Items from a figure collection
-=-=-=-=-

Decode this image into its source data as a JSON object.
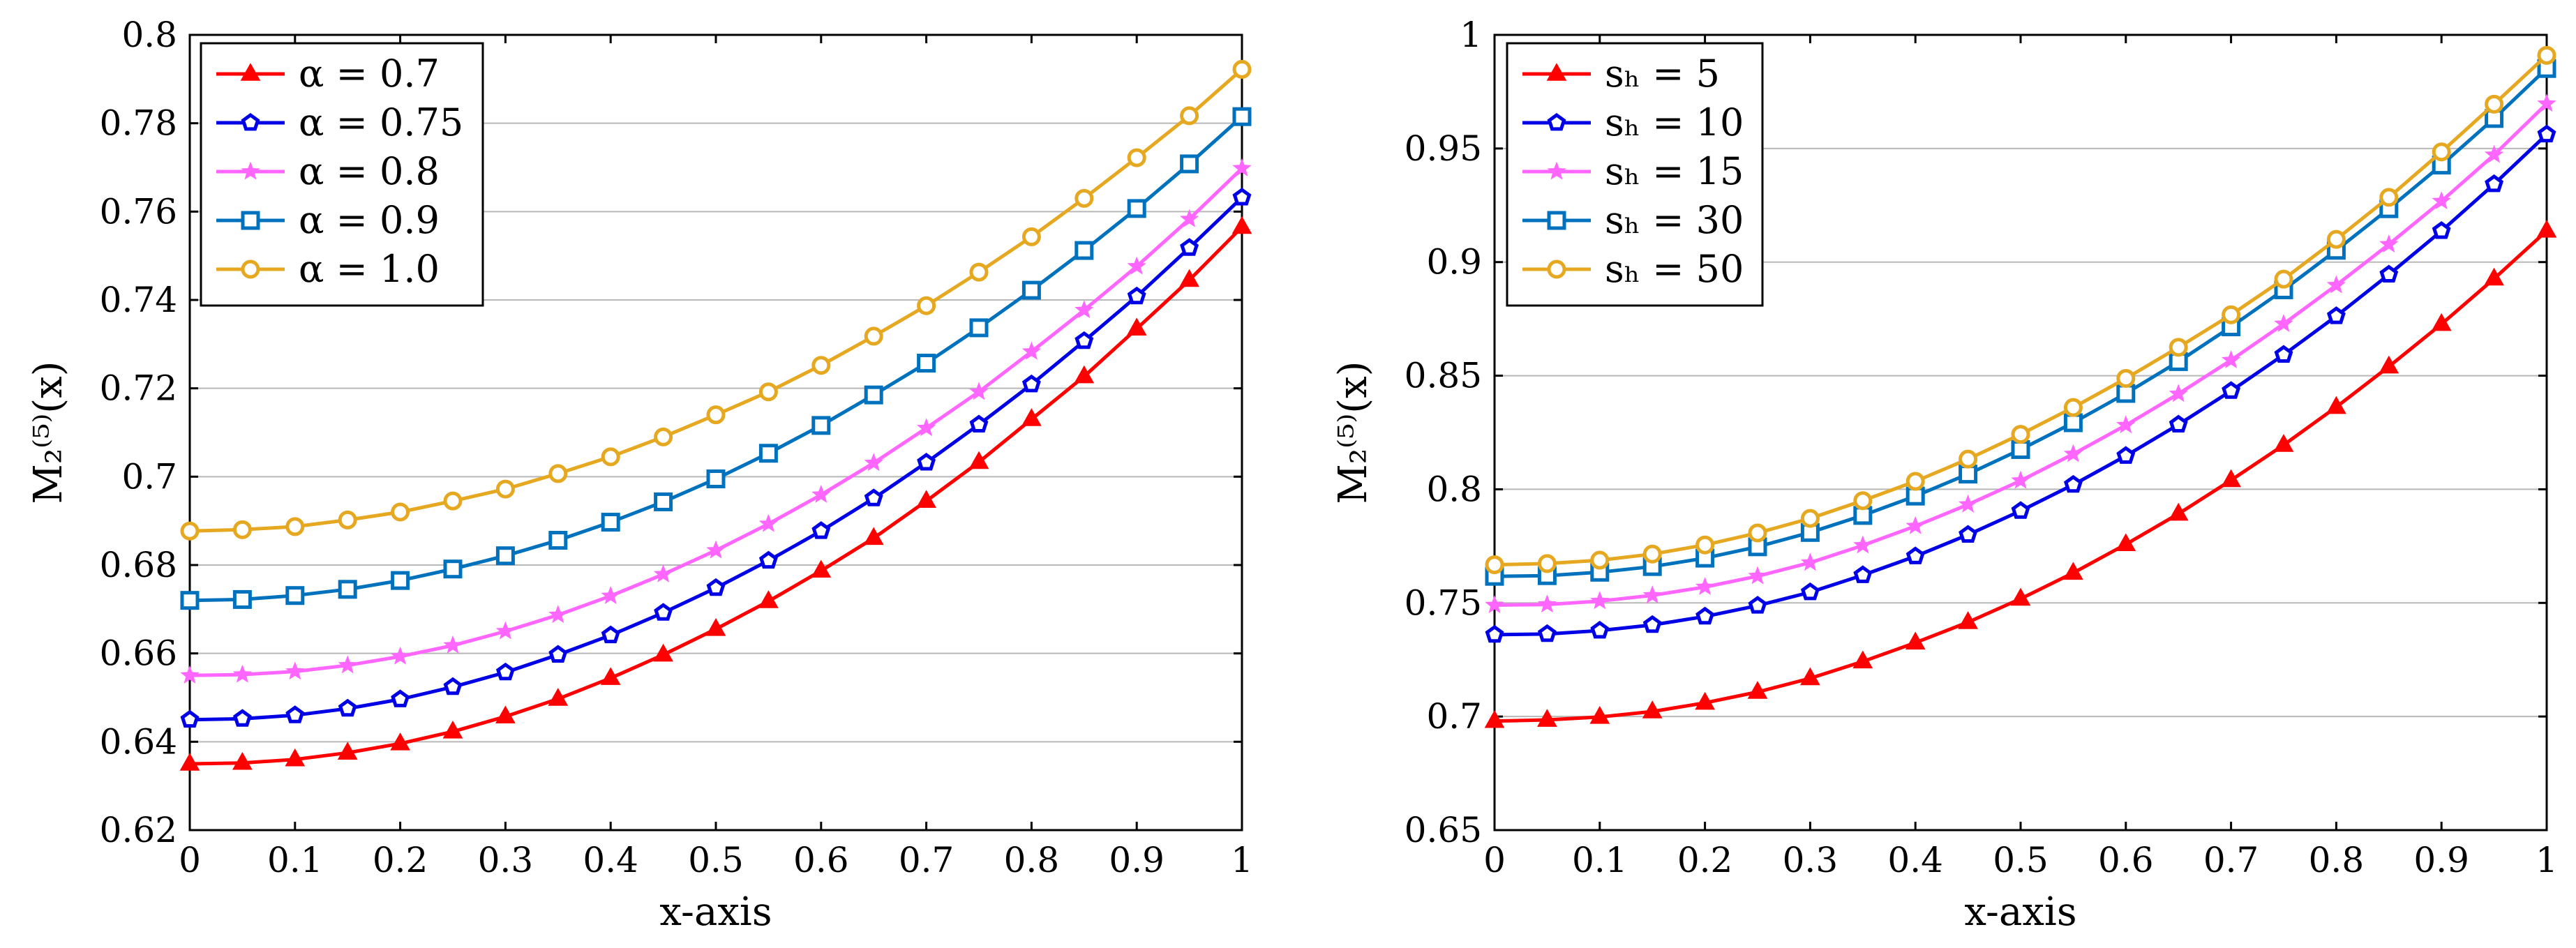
{
  "colors": {
    "red": "#ff0000",
    "blue": "#0000e6",
    "magenta": "#ff66ff",
    "steelblue": "#0072bd",
    "gold": "#e6a820",
    "grid": "#b8b8b8",
    "axis": "#000000"
  },
  "chart_data": [
    {
      "type": "line",
      "xlabel": "x-axis",
      "ylabel": "M₂⁽⁵⁾(x)",
      "xlim": [
        0,
        1
      ],
      "ylim": [
        0.62,
        0.8
      ],
      "xticks": [
        "0",
        "0.1",
        "0.2",
        "0.3",
        "0.4",
        "0.5",
        "0.6",
        "0.7",
        "0.8",
        "0.9",
        "1"
      ],
      "yticks": [
        "0.62",
        "0.64",
        "0.66",
        "0.68",
        "0.7",
        "0.72",
        "0.74",
        "0.76",
        "0.78",
        "0.8"
      ],
      "grid": "horizontal",
      "legend_position": "top-left",
      "x": [
        0,
        0.05,
        0.1,
        0.15,
        0.2,
        0.25,
        0.3,
        0.35,
        0.4,
        0.45,
        0.5,
        0.55,
        0.6,
        0.65,
        0.7,
        0.75,
        0.8,
        0.85,
        0.9,
        0.95,
        1.0
      ],
      "series": [
        {
          "name": "α = 0.7",
          "color": "red",
          "marker": "triangle",
          "values": [
            0.635,
            0.6352,
            0.636,
            0.6375,
            0.6396,
            0.6423,
            0.6457,
            0.6497,
            0.6544,
            0.6597,
            0.6655,
            0.6718,
            0.6787,
            0.6861,
            0.6945,
            0.7033,
            0.713,
            0.7227,
            0.7335,
            0.7445,
            0.7565
          ]
        },
        {
          "name": "α = 0.75",
          "color": "blue",
          "marker": "pentagon",
          "values": [
            0.645,
            0.6452,
            0.646,
            0.6475,
            0.6496,
            0.6524,
            0.6557,
            0.6597,
            0.6641,
            0.6692,
            0.6748,
            0.681,
            0.6877,
            0.6951,
            0.7032,
            0.7118,
            0.7209,
            0.7307,
            0.7408,
            0.7518,
            0.7632
          ]
        },
        {
          "name": "α = 0.8",
          "color": "magenta",
          "marker": "star",
          "values": [
            0.655,
            0.6552,
            0.6559,
            0.6573,
            0.6593,
            0.6618,
            0.665,
            0.6687,
            0.673,
            0.6779,
            0.6833,
            0.6893,
            0.6959,
            0.7031,
            0.711,
            0.7192,
            0.7283,
            0.7377,
            0.7476,
            0.7583,
            0.7698
          ]
        },
        {
          "name": "α = 0.9",
          "color": "steelblue",
          "marker": "square",
          "values": [
            0.672,
            0.6722,
            0.6731,
            0.6745,
            0.6765,
            0.6791,
            0.6821,
            0.6856,
            0.6897,
            0.6943,
            0.6995,
            0.7053,
            0.7116,
            0.7185,
            0.7257,
            0.7337,
            0.7422,
            0.7512,
            0.7607,
            0.7708,
            0.7815
          ]
        },
        {
          "name": "α = 1.0",
          "color": "gold",
          "marker": "circle",
          "values": [
            0.6877,
            0.688,
            0.6887,
            0.6902,
            0.692,
            0.6945,
            0.6972,
            0.7007,
            0.7045,
            0.709,
            0.714,
            0.7192,
            0.7252,
            0.7318,
            0.7387,
            0.7463,
            0.7543,
            0.763,
            0.7722,
            0.7817,
            0.7922
          ]
        }
      ]
    },
    {
      "type": "line",
      "xlabel": "x-axis",
      "ylabel": "M₂⁽⁵⁾(x)",
      "xlim": [
        0,
        1
      ],
      "ylim": [
        0.65,
        1.0
      ],
      "xticks": [
        "0",
        "0.1",
        "0.2",
        "0.3",
        "0.4",
        "0.5",
        "0.6",
        "0.7",
        "0.8",
        "0.9",
        "1"
      ],
      "yticks": [
        "0.65",
        "0.7",
        "0.75",
        "0.8",
        "0.85",
        "0.9",
        "0.95",
        "1"
      ],
      "grid": "horizontal",
      "legend_position": "top-left",
      "x": [
        0,
        0.05,
        0.1,
        0.15,
        0.2,
        0.25,
        0.3,
        0.35,
        0.4,
        0.45,
        0.5,
        0.55,
        0.6,
        0.65,
        0.7,
        0.75,
        0.8,
        0.85,
        0.9,
        0.95,
        1.0
      ],
      "series": [
        {
          "name": "sₕ = 5",
          "color": "red",
          "marker": "triangle",
          "values": [
            0.698,
            0.6985,
            0.6998,
            0.7022,
            0.706,
            0.7108,
            0.7168,
            0.7242,
            0.7325,
            0.7415,
            0.7518,
            0.7632,
            0.7758,
            0.7892,
            0.804,
            0.8195,
            0.8362,
            0.854,
            0.8727,
            0.8927,
            0.9138
          ]
        },
        {
          "name": "sₕ = 10",
          "color": "blue",
          "marker": "pentagon",
          "values": [
            0.736,
            0.7363,
            0.7378,
            0.7403,
            0.744,
            0.7488,
            0.7547,
            0.7622,
            0.7705,
            0.78,
            0.7905,
            0.802,
            0.8147,
            0.8285,
            0.8433,
            0.8592,
            0.8762,
            0.8945,
            0.9137,
            0.9343,
            0.9562
          ]
        },
        {
          "name": "sₕ = 15",
          "color": "magenta",
          "marker": "star",
          "values": [
            0.749,
            0.7493,
            0.7508,
            0.7533,
            0.757,
            0.7618,
            0.7677,
            0.7753,
            0.7838,
            0.7933,
            0.8038,
            0.8155,
            0.8282,
            0.842,
            0.8568,
            0.8728,
            0.8898,
            0.9078,
            0.9268,
            0.9472,
            0.9697
          ]
        },
        {
          "name": "sₕ = 30",
          "color": "steelblue",
          "marker": "square",
          "values": [
            0.7617,
            0.762,
            0.7635,
            0.766,
            0.7697,
            0.7747,
            0.781,
            0.7885,
            0.797,
            0.8067,
            0.8175,
            0.8293,
            0.8422,
            0.8562,
            0.8715,
            0.8878,
            0.9052,
            0.9235,
            0.9427,
            0.9632,
            0.9852
          ]
        },
        {
          "name": "sₕ = 50",
          "color": "gold",
          "marker": "circle",
          "values": [
            0.7668,
            0.7673,
            0.7688,
            0.7715,
            0.7755,
            0.7808,
            0.7872,
            0.795,
            0.8035,
            0.8133,
            0.8242,
            0.836,
            0.8488,
            0.8625,
            0.8768,
            0.8925,
            0.91,
            0.9285,
            0.9485,
            0.9695,
            0.991
          ]
        }
      ]
    }
  ]
}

-=-=-=-=-

▶ Written problem
All of the entries above should be duplicated exactly, except for the pictures.

▶ Result
Decode this image into its source data as a JSON object.
{
  "colors": {
    "red": "#ff0000",
    "blue": "#0000e6",
    "magenta": "#ff66ff",
    "steelblue": "#0072bd",
    "gold": "#e6a820",
    "grid": "#b8b8b8",
    "axis": "#000000"
  },
  "chart_data": [
    {
      "type": "line",
      "xlabel": "x-axis",
      "ylabel": "M₂⁽⁵⁾(x)",
      "xlim": [
        0,
        1
      ],
      "ylim": [
        0.62,
        0.8
      ],
      "xticks": [
        "0",
        "0.1",
        "0.2",
        "0.3",
        "0.4",
        "0.5",
        "0.6",
        "0.7",
        "0.8",
        "0.9",
        "1"
      ],
      "yticks": [
        "0.62",
        "0.64",
        "0.66",
        "0.68",
        "0.7",
        "0.72",
        "0.74",
        "0.76",
        "0.78",
        "0.8"
      ],
      "grid": "horizontal",
      "legend_position": "top-left",
      "x": [
        0,
        0.05,
        0.1,
        0.15,
        0.2,
        0.25,
        0.3,
        0.35,
        0.4,
        0.45,
        0.5,
        0.55,
        0.6,
        0.65,
        0.7,
        0.75,
        0.8,
        0.85,
        0.9,
        0.95,
        1.0
      ],
      "series": [
        {
          "name": "α = 0.7",
          "color": "red",
          "marker": "triangle",
          "values": [
            0.635,
            0.6352,
            0.636,
            0.6375,
            0.6396,
            0.6423,
            0.6457,
            0.6497,
            0.6544,
            0.6597,
            0.6655,
            0.6718,
            0.6787,
            0.6861,
            0.6945,
            0.7033,
            0.713,
            0.7227,
            0.7335,
            0.7445,
            0.7565
          ]
        },
        {
          "name": "α = 0.75",
          "color": "blue",
          "marker": "pentagon",
          "values": [
            0.645,
            0.6452,
            0.646,
            0.6475,
            0.6496,
            0.6524,
            0.6557,
            0.6597,
            0.6641,
            0.6692,
            0.6748,
            0.681,
            0.6877,
            0.6951,
            0.7032,
            0.7118,
            0.7209,
            0.7307,
            0.7408,
            0.7518,
            0.7632
          ]
        },
        {
          "name": "α = 0.8",
          "color": "magenta",
          "marker": "star",
          "values": [
            0.655,
            0.6552,
            0.6559,
            0.6573,
            0.6593,
            0.6618,
            0.665,
            0.6687,
            0.673,
            0.6779,
            0.6833,
            0.6893,
            0.6959,
            0.7031,
            0.711,
            0.7192,
            0.7283,
            0.7377,
            0.7476,
            0.7583,
            0.7698
          ]
        },
        {
          "name": "α = 0.9",
          "color": "steelblue",
          "marker": "square",
          "values": [
            0.672,
            0.6722,
            0.6731,
            0.6745,
            0.6765,
            0.6791,
            0.6821,
            0.6856,
            0.6897,
            0.6943,
            0.6995,
            0.7053,
            0.7116,
            0.7185,
            0.7257,
            0.7337,
            0.7422,
            0.7512,
            0.7607,
            0.7708,
            0.7815
          ]
        },
        {
          "name": "α = 1.0",
          "color": "gold",
          "marker": "circle",
          "values": [
            0.6877,
            0.688,
            0.6887,
            0.6902,
            0.692,
            0.6945,
            0.6972,
            0.7007,
            0.7045,
            0.709,
            0.714,
            0.7192,
            0.7252,
            0.7318,
            0.7387,
            0.7463,
            0.7543,
            0.763,
            0.7722,
            0.7817,
            0.7922
          ]
        }
      ]
    },
    {
      "type": "line",
      "xlabel": "x-axis",
      "ylabel": "M₂⁽⁵⁾(x)",
      "xlim": [
        0,
        1
      ],
      "ylim": [
        0.65,
        1.0
      ],
      "xticks": [
        "0",
        "0.1",
        "0.2",
        "0.3",
        "0.4",
        "0.5",
        "0.6",
        "0.7",
        "0.8",
        "0.9",
        "1"
      ],
      "yticks": [
        "0.65",
        "0.7",
        "0.75",
        "0.8",
        "0.85",
        "0.9",
        "0.95",
        "1"
      ],
      "grid": "horizontal",
      "legend_position": "top-left",
      "x": [
        0,
        0.05,
        0.1,
        0.15,
        0.2,
        0.25,
        0.3,
        0.35,
        0.4,
        0.45,
        0.5,
        0.55,
        0.6,
        0.65,
        0.7,
        0.75,
        0.8,
        0.85,
        0.9,
        0.95,
        1.0
      ],
      "series": [
        {
          "name": "sₕ = 5",
          "color": "red",
          "marker": "triangle",
          "values": [
            0.698,
            0.6985,
            0.6998,
            0.7022,
            0.706,
            0.7108,
            0.7168,
            0.7242,
            0.7325,
            0.7415,
            0.7518,
            0.7632,
            0.7758,
            0.7892,
            0.804,
            0.8195,
            0.8362,
            0.854,
            0.8727,
            0.8927,
            0.9138
          ]
        },
        {
          "name": "sₕ = 10",
          "color": "blue",
          "marker": "pentagon",
          "values": [
            0.736,
            0.7363,
            0.7378,
            0.7403,
            0.744,
            0.7488,
            0.7547,
            0.7622,
            0.7705,
            0.78,
            0.7905,
            0.802,
            0.8147,
            0.8285,
            0.8433,
            0.8592,
            0.8762,
            0.8945,
            0.9137,
            0.9343,
            0.9562
          ]
        },
        {
          "name": "sₕ = 15",
          "color": "magenta",
          "marker": "star",
          "values": [
            0.749,
            0.7493,
            0.7508,
            0.7533,
            0.757,
            0.7618,
            0.7677,
            0.7753,
            0.7838,
            0.7933,
            0.8038,
            0.8155,
            0.8282,
            0.842,
            0.8568,
            0.8728,
            0.8898,
            0.9078,
            0.9268,
            0.9472,
            0.9697
          ]
        },
        {
          "name": "sₕ = 30",
          "color": "steelblue",
          "marker": "square",
          "values": [
            0.7617,
            0.762,
            0.7635,
            0.766,
            0.7697,
            0.7747,
            0.781,
            0.7885,
            0.797,
            0.8067,
            0.8175,
            0.8293,
            0.8422,
            0.8562,
            0.8715,
            0.8878,
            0.9052,
            0.9235,
            0.9427,
            0.9632,
            0.9852
          ]
        },
        {
          "name": "sₕ = 50",
          "color": "gold",
          "marker": "circle",
          "values": [
            0.7668,
            0.7673,
            0.7688,
            0.7715,
            0.7755,
            0.7808,
            0.7872,
            0.795,
            0.8035,
            0.8133,
            0.8242,
            0.836,
            0.8488,
            0.8625,
            0.8768,
            0.8925,
            0.91,
            0.9285,
            0.9485,
            0.9695,
            0.991
          ]
        }
      ]
    }
  ]
}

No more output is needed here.